(Saved entries)
------------

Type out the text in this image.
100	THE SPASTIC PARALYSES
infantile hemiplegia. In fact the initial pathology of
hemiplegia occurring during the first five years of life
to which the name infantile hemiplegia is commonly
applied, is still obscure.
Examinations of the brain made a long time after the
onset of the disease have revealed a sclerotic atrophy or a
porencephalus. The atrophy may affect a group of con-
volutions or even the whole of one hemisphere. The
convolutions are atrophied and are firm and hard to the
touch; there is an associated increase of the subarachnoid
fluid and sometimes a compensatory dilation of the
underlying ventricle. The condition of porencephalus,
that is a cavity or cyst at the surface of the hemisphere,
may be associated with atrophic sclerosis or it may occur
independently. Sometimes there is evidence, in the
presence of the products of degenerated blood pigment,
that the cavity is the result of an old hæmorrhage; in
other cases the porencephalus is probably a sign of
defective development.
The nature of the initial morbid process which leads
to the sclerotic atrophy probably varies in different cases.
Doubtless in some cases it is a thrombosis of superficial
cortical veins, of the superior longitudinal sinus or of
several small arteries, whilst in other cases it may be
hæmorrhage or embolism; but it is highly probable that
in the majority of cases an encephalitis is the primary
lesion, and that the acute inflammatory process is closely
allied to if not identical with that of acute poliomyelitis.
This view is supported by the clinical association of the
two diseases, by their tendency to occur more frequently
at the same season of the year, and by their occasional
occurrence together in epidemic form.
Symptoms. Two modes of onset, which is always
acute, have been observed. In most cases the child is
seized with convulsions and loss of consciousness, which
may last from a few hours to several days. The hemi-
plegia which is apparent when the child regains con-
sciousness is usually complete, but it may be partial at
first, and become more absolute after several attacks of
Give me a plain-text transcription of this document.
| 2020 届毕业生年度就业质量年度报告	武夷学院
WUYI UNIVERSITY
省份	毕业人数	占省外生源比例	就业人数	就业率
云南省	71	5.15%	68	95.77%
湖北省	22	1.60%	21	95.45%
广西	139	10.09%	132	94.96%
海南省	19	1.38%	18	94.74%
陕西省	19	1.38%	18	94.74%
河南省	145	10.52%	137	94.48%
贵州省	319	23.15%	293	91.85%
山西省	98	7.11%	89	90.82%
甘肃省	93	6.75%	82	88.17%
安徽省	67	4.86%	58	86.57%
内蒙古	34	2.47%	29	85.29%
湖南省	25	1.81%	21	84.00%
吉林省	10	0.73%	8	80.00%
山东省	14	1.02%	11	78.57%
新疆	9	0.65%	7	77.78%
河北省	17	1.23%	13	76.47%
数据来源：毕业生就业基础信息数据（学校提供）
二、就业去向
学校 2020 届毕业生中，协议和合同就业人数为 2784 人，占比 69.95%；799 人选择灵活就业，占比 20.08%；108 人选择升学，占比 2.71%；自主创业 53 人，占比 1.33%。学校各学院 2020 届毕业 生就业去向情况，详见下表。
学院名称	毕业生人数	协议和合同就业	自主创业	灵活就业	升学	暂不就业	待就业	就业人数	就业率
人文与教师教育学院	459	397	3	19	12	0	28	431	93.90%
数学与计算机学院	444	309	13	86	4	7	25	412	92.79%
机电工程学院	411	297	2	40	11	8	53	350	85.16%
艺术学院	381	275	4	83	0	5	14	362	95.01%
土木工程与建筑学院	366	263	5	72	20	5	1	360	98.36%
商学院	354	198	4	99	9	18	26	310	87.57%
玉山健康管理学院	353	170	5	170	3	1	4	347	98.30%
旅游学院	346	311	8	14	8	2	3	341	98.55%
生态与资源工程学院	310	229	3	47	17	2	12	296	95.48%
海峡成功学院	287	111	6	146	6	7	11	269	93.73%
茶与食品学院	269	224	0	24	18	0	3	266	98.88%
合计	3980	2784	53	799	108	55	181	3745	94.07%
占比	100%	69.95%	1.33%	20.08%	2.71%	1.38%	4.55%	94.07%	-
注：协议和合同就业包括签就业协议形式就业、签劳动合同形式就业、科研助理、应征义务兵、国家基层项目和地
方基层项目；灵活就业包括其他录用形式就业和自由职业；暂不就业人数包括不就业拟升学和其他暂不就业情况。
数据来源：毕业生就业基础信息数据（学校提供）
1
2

------------

> [WHAT THE EXERCISE ASKS] Only lines with the string "more" belong in your answer; copy each one.

> [OUTPUT FOR THIS EXERCISE]
two diseases, by their tendency to occur more frequently
first, and become more absolute after several attacks of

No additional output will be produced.